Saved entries
+-------+

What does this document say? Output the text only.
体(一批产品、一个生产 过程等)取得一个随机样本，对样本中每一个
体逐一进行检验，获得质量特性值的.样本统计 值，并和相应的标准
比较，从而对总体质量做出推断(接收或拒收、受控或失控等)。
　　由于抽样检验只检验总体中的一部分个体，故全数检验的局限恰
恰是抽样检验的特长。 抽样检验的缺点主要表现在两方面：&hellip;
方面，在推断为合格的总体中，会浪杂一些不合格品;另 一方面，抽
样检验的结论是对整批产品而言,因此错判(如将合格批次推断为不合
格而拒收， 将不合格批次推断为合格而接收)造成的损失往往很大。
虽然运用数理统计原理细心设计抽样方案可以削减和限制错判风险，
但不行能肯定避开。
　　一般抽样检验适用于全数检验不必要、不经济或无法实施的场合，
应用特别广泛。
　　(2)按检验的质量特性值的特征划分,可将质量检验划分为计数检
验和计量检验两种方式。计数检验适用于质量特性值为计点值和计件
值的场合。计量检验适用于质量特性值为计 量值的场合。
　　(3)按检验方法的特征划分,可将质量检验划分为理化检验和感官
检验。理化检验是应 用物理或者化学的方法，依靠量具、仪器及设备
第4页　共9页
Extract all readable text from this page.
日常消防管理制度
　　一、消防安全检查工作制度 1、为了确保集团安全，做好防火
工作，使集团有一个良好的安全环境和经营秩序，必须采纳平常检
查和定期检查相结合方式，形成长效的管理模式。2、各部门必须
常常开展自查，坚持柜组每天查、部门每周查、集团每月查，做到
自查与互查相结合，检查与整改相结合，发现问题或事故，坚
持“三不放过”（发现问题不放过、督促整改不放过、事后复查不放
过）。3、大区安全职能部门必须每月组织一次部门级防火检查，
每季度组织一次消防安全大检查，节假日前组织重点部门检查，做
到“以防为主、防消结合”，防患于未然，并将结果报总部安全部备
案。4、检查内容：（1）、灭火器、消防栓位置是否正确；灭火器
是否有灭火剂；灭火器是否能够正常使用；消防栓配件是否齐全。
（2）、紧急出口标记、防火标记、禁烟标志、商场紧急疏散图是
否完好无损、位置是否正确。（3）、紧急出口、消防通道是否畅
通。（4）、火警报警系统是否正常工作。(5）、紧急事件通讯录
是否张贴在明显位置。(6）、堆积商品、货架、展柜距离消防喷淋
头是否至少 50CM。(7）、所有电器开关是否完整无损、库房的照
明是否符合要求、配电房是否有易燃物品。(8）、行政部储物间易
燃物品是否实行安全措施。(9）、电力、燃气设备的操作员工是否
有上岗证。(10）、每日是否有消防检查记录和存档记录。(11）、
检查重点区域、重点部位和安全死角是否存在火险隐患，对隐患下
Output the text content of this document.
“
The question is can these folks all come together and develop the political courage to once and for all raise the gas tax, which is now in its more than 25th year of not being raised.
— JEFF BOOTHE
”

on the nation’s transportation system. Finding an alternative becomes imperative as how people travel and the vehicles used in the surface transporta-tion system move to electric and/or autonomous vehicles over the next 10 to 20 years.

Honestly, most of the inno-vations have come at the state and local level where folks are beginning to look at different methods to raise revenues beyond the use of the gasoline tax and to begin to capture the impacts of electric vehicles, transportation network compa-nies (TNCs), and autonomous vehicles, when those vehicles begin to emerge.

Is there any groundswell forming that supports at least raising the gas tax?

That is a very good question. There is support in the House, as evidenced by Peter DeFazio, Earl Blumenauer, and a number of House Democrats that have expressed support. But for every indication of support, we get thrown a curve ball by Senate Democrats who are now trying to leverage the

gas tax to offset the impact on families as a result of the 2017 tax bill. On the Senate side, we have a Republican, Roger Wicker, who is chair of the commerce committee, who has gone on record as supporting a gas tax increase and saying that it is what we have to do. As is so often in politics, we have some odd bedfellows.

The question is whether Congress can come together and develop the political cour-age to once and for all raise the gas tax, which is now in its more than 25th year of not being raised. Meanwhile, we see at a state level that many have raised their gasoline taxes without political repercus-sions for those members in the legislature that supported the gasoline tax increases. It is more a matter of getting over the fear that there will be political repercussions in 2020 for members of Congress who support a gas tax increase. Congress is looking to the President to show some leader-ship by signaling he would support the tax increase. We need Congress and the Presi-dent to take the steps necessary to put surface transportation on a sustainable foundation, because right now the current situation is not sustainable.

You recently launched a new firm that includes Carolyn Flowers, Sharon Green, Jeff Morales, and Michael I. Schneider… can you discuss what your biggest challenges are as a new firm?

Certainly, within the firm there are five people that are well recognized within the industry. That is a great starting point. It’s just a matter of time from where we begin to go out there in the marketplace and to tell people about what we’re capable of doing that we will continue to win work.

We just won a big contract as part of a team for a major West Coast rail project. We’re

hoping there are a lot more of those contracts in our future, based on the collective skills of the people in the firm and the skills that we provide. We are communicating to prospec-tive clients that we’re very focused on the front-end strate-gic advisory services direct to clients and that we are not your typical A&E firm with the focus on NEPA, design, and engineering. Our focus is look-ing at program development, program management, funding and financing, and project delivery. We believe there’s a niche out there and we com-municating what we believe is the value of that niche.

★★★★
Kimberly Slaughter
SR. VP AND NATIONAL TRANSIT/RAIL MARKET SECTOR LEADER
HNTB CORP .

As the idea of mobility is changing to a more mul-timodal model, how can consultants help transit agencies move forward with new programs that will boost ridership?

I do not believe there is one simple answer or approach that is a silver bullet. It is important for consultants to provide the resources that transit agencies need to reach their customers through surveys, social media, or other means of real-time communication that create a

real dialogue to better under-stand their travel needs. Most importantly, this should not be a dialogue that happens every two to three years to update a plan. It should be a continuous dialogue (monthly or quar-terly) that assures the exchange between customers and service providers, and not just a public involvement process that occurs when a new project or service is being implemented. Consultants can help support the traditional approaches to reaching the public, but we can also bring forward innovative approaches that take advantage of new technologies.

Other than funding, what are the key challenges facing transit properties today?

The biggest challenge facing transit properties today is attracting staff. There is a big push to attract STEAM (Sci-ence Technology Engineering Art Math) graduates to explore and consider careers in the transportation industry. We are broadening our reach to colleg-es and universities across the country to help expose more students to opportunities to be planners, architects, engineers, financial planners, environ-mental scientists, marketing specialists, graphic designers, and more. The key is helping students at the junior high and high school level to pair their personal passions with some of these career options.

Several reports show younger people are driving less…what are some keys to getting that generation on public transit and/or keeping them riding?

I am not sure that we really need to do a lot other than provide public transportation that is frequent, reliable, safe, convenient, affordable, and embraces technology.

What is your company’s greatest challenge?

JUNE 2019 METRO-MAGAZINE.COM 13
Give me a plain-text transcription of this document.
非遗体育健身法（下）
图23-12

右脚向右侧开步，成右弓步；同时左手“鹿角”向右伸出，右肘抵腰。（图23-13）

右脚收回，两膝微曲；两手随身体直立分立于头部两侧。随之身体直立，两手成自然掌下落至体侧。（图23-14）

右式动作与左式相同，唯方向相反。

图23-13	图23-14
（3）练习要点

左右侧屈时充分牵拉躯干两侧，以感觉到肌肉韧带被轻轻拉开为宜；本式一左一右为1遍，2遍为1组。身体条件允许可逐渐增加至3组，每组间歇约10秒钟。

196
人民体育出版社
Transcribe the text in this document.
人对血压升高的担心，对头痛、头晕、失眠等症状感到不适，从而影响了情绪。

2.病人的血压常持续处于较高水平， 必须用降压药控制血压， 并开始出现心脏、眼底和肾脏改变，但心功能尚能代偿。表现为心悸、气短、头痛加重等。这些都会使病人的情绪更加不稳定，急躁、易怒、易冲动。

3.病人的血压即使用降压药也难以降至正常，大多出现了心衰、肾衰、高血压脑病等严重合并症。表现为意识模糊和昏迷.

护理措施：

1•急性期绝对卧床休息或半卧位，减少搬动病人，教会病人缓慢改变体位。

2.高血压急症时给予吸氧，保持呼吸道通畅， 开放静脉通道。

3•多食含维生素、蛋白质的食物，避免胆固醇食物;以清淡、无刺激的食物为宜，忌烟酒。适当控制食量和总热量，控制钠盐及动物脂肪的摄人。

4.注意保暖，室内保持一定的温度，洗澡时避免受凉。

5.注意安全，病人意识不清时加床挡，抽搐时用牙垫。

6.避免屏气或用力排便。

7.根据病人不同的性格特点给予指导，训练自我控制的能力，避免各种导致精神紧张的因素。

+-------+

— DIRECTION —
Identify each line holding the string "facing", and copy it out.

— THE OUTPUT —
Other than funding, what are the key challenges facing transit properties today?
The biggest challenge facing transit properties today is attracting staff. There is a big push to attract STEAM (Sci-ence Technology Engineering Art Math) graduates to explore and consider careers in the transportation industry. We are broadening our reach to colleg-es and universities across the country to help expose more students to opportunities to be planners, architects, engineers, financial planners, environ-mental scientists, marketing specialists, graphic designers, and more. The key is helping students at the junior high and high school level to pair their personal passions with some of these career options.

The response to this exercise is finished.